* [What this task involves]
Write out, precisely and in full, each line of the material.

─── Material for this exercise

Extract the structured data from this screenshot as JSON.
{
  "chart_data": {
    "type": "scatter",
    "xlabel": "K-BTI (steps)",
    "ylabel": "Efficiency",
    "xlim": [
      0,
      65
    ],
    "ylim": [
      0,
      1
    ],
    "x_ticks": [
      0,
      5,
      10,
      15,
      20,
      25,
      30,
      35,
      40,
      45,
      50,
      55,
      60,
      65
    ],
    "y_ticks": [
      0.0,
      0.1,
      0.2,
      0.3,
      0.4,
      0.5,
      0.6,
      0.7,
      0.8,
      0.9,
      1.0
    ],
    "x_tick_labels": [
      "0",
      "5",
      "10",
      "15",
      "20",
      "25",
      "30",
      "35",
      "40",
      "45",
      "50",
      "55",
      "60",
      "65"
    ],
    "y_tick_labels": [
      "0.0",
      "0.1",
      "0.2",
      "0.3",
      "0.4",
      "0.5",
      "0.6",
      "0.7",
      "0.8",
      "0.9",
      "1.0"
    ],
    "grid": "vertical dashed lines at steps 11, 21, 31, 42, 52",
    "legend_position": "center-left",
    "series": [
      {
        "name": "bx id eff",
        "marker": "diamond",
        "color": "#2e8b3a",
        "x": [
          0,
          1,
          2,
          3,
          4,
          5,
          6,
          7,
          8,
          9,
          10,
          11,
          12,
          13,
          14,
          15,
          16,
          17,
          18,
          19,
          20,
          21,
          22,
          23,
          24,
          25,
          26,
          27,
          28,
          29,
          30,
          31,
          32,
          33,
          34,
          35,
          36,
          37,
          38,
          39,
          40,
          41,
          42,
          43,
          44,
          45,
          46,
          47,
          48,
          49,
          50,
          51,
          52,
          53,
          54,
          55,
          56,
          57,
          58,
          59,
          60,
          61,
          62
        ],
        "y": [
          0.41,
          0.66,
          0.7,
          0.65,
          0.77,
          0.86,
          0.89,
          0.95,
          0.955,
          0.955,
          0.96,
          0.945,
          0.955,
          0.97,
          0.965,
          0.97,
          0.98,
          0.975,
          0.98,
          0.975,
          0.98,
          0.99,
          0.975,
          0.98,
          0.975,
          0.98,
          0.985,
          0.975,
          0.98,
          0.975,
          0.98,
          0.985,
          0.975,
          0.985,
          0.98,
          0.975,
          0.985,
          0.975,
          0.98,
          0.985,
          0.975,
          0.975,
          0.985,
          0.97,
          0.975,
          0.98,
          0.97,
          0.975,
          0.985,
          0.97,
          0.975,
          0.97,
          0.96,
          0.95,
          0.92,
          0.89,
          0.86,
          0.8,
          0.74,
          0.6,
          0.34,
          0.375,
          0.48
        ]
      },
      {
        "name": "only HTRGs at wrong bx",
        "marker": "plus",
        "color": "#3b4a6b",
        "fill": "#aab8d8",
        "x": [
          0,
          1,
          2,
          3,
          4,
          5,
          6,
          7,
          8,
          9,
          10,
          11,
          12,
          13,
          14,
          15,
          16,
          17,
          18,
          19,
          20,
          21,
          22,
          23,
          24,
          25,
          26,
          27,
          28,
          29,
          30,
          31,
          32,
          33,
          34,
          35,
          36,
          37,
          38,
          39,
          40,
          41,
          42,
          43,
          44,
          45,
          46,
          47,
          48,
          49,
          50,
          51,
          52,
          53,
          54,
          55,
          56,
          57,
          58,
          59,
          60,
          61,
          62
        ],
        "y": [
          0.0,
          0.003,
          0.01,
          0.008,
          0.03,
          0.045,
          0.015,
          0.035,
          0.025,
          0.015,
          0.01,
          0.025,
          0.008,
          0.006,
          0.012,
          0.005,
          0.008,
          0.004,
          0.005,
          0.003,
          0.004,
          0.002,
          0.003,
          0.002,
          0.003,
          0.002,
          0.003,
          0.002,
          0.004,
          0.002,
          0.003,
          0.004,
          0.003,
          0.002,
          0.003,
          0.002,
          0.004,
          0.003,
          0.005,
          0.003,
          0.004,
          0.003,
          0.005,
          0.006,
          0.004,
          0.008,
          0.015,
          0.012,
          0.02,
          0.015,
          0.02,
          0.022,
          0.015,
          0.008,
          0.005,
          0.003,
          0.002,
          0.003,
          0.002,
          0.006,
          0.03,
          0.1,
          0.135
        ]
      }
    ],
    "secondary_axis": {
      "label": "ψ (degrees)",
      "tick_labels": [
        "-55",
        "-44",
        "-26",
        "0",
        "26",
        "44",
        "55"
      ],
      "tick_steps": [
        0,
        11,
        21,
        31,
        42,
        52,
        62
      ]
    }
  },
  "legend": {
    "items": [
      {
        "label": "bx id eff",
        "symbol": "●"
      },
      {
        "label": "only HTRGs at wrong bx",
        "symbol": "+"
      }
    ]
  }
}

──────

* [Solution for this task]
Extract the structured data from this screenshot as JSON.
{
  "chart_data": {
    "type": "scatter",
    "xlabel": "K-BTI (steps)",
    "ylabel": "Efficiency",
    "xlim": [
      0,
      65
    ],
    "ylim": [
      0,
      1
    ],
    "x_ticks": [
      0,
      5,
      10,
      15,
      20,
      25,
      30,
      35,
      40,
      45,
      50,
      55,
      60,
      65
    ],
    "y_ticks": [
      0.0,
      0.1,
      0.2,
      0.3,
      0.4,
      0.5,
      0.6,
      0.7,
      0.8,
      0.9,
      1.0
    ],
    "x_tick_labels": [
      "0",
      "5",
      "10",
      "15",
      "20",
      "25",
      "30",
      "35",
      "40",
      "45",
      "50",
      "55",
      "60",
      "65"
    ],
    "y_tick_labels": [
      "0.0",
      "0.1",
      "0.2",
      "0.3",
      "0.4",
      "0.5",
      "0.6",
      "0.7",
      "0.8",
      "0.9",
      "1.0"
    ],
    "grid": "vertical dashed lines at steps 11, 21, 31, 42, 52",
    "legend_position": "center-left",
    "series": [
      {
        "name": "bx id eff",
        "marker": "diamond",
        "color": "#2e8b3a",
        "x": [
          0,
          1,
          2,
          3,
          4,
          5,
          6,
          7,
          8,
          9,
          10,
          11,
          12,
          13,
          14,
          15,
          16,
          17,
          18,
          19,
          20,
          21,
          22,
          23,
          24,
          25,
          26,
          27,
          28,
          29,
          30,
          31,
          32,
          33,
          34,
          35,
          36,
          37,
          38,
          39,
          40,
          41,
          42,
          43,
          44,
          45,
          46,
          47,
          48,
          49,
          50,
          51,
          52,
          53,
          54,
          55,
          56,
          57,
          58,
          59,
          60,
          61,
          62
        ],
        "y": [
          0.41,
          0.66,
          0.7,
          0.65,
          0.77,
          0.86,
          0.89,
          0.95,
          0.955,
          0.955,
          0.96,
          0.945,
          0.955,
          0.97,
          0.965,
          0.97,
          0.98,
          0.975,
          0.98,
          0.975,
          0.98,
          0.99,
          0.975,
          0.98,
          0.975,
          0.98,
          0.985,
          0.975,
          0.98,
          0.975,
          0.98,
          0.985,
          0.975,
          0.985,
          0.98,
          0.975,
          0.985,
          0.975,
          0.98,
          0.985,
          0.975,
          0.975,
          0.985,
          0.97,
          0.975,
          0.98,
          0.97,
          0.975,
          0.985,
          0.97,
          0.975,
          0.97,
          0.96,
          0.95,
          0.92,
          0.89,
          0.86,
          0.8,
          0.74,
          0.6,
          0.34,
          0.375,
          0.48
        ]
      },
      {
        "name": "only HTRGs at wrong bx",
        "marker": "plus",
        "color": "#3b4a6b",
        "fill": "#aab8d8",
        "x": [
          0,
          1,
          2,
          3,
          4,
          5,
          6,
          7,
          8,
          9,
          10,
          11,
          12,
          13,
          14,
          15,
          16,
          17,
          18,
          19,
          20,
          21,
          22,
          23,
          24,
          25,
          26,
          27,
          28,
          29,
          30,
          31,
          32,
          33,
          34,
          35,
          36,
          37,
          38,
          39,
          40,
          41,
          42,
          43,
          44,
          45,
          46,
          47,
          48,
          49,
          50,
          51,
          52,
          53,
          54,
          55,
          56,
          57,
          58,
          59,
          60,
          61,
          62
        ],
        "y": [
          0.0,
          0.003,
          0.01,
          0.008,
          0.03,
          0.045,
          0.015,
          0.035,
          0.025,
          0.015,
          0.01,
          0.025,
          0.008,
          0.006,
          0.012,
          0.005,
          0.008,
          0.004,
          0.005,
          0.003,
          0.004,
          0.002,
          0.003,
          0.002,
          0.003,
          0.002,
          0.003,
          0.002,
          0.004,
          0.002,
          0.003,
          0.004,
          0.003,
          0.002,
          0.003,
          0.002,
          0.004,
          0.003,
          0.005,
          0.003,
          0.004,
          0.003,
          0.005,
          0.006,
          0.004,
          0.008,
          0.015,
          0.012,
          0.02,
          0.015,
          0.02,
          0.022,
          0.015,
          0.008,
          0.005,
          0.003,
          0.002,
          0.003,
          0.002,
          0.006,
          0.03,
          0.1,
          0.135
        ]
      }
    ],
    "secondary_axis": {
      "label": "ψ (degrees)",
      "tick_labels": [
        "-55",
        "-44",
        "-26",
        "0",
        "26",
        "44",
        "55"
      ],
      "tick_steps": [
        0,
        11,
        21,
        31,
        42,
        52,
        62
      ]
    }
  },
  "legend": {
    "items": [
      {
        "label": "bx id eff",
        "symbol": "●"
      },
      {
        "label": "only HTRGs at wrong bx",
        "symbol": "+"
      }
    ]
  }
}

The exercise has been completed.